- Written instruction
Without changing a character, return the entries, but not the images they hold.
#### Stored data ####
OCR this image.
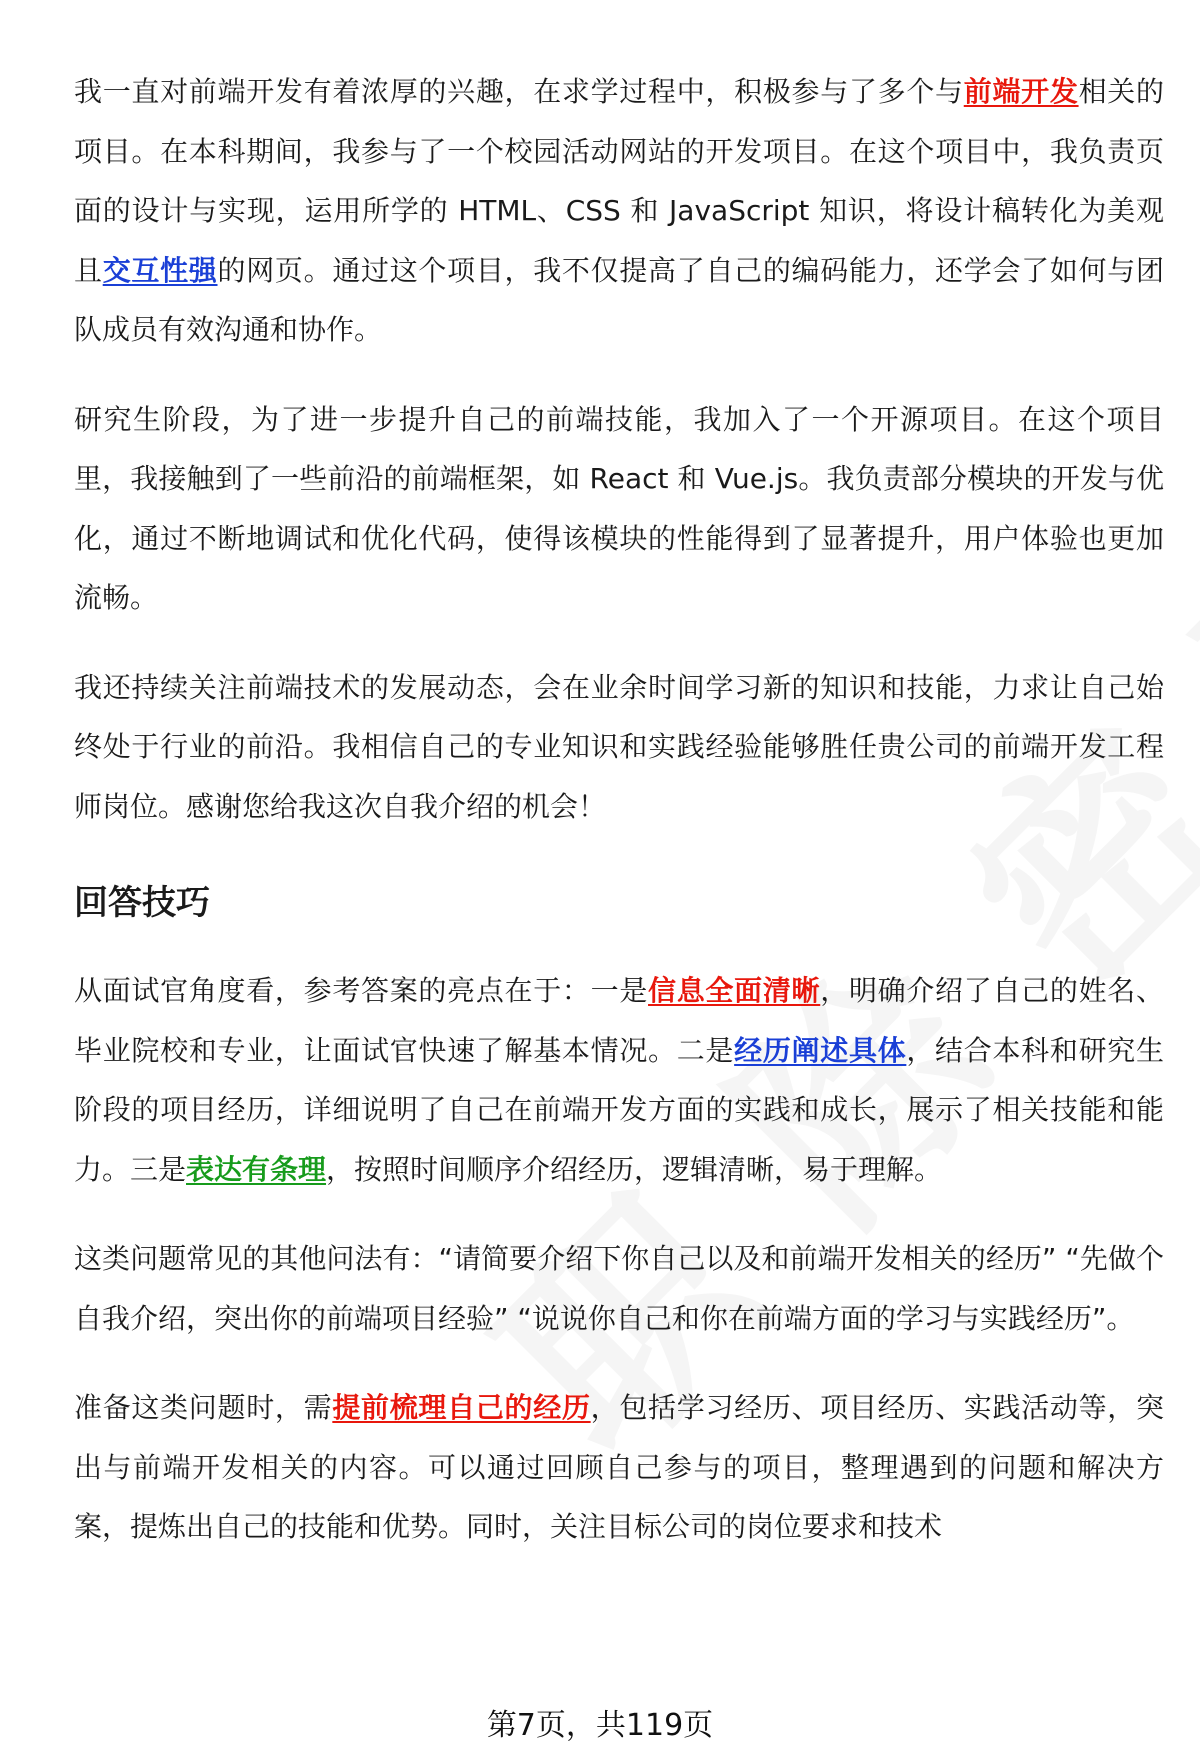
我一直对前端开发有着浓厚的兴趣，在求学过程中，积极参与了多个与前端开发相关的项目。在本科期间，我参与了一个校园活动网站的开发项目。在这个项目中，我负责页面的设计与实现，运用所学的 HTML、CSS 和 JavaScript 知识，将设计稿转化为美观且交互性强的网页。通过这个项目，我不仅提高了自己的编码能力，还学会了如何与团队成员有效沟通和协作。

研究生阶段，为了进一步提升自己的前端技能，我加入了一个开源项目。在这个项目里，我接触到了一些前沿的前端框架，如 React 和 Vue.js。我负责部分模块的开发与优化，通过不断地调试和优化代码，使得该模块的性能得到了显著提升，用户体验也更加流畅。

我还持续关注前端技术的发展动态，会在业余时间学习新的知识和技能，力求让自己始终处于行业的前沿。我相信自己的专业知识和实践经验能够胜任贵公司的前端开发工程师岗位。感谢您给我这次自我介绍的机会！

回答技巧

从面试官角度看，参考答案的亮点在于：一是信息全面清晰，明确介绍了自己的姓名、毕业院校和专业，让面试官快速了解基本情况。二是经历阐述具体，结合本科和研究生阶段的项目经历，详细说明了自己在前端开发方面的实践和成长，展示了相关技能和能力。三是表达有条理，按照时间顺序介绍经历，逻辑清晰，易于理解。

这类问题常见的其他问法有：“请简要介绍下你自己以及和前端开发相关的经历” “先做个自我介绍，突出你的前端项目经验” “说说你自己和你在前端方面的学习与实践经历”。

准备这类问题时，需提前梳理自己的经历，包括学习经历、项目经历、实践活动等，突出与前端开发相关的内容。可以通过回顾自己参与的项目，整理遇到的问题和解决方案，提炼出自己的技能和优势。同时，关注目标公司的岗位要求和技术

第7页，共119页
####
- Result of the task
OCR this image.
我一直对前端开发有着浓厚的兴趣，在求学过程中，积极参与了多个与前端开发相关的项目。在本科期间，我参与了一个校园活动网站的开发项目。在这个项目中，我负责页面的设计与实现，运用所学的 HTML、CSS 和 JavaScript 知识，将设计稿转化为美观且交互性强的网页。通过这个项目，我不仅提高了自己的编码能力，还学会了如何与团队成员有效沟通和协作。

研究生阶段，为了进一步提升自己的前端技能，我加入了一个开源项目。在这个项目里，我接触到了一些前沿的前端框架，如 React 和 Vue.js。我负责部分模块的开发与优化，通过不断地调试和优化代码，使得该模块的性能得到了显著提升，用户体验也更加流畅。

我还持续关注前端技术的发展动态，会在业余时间学习新的知识和技能，力求让自己始终处于行业的前沿。我相信自己的专业知识和实践经验能够胜任贵公司的前端开发工程师岗位。感谢您给我这次自我介绍的机会！

回答技巧

从面试官角度看，参考答案的亮点在于：一是信息全面清晰，明确介绍了自己的姓名、毕业院校和专业，让面试官快速了解基本情况。二是经历阐述具体，结合本科和研究生阶段的项目经历，详细说明了自己在前端开发方面的实践和成长，展示了相关技能和能力。三是表达有条理，按照时间顺序介绍经历，逻辑清晰，易于理解。

这类问题常见的其他问法有：“请简要介绍下你自己以及和前端开发相关的经历” “先做个自我介绍，突出你的前端项目经验” “说说你自己和你在前端方面的学习与实践经历”。

准备这类问题时，需提前梳理自己的经历，包括学习经历、项目经历、实践活动等，突出与前端开发相关的内容。可以通过回顾自己参与的项目，整理遇到的问题和解决方案，提炼出自己的技能和优势。同时，关注目标公司的岗位要求和技术

第7页，共119页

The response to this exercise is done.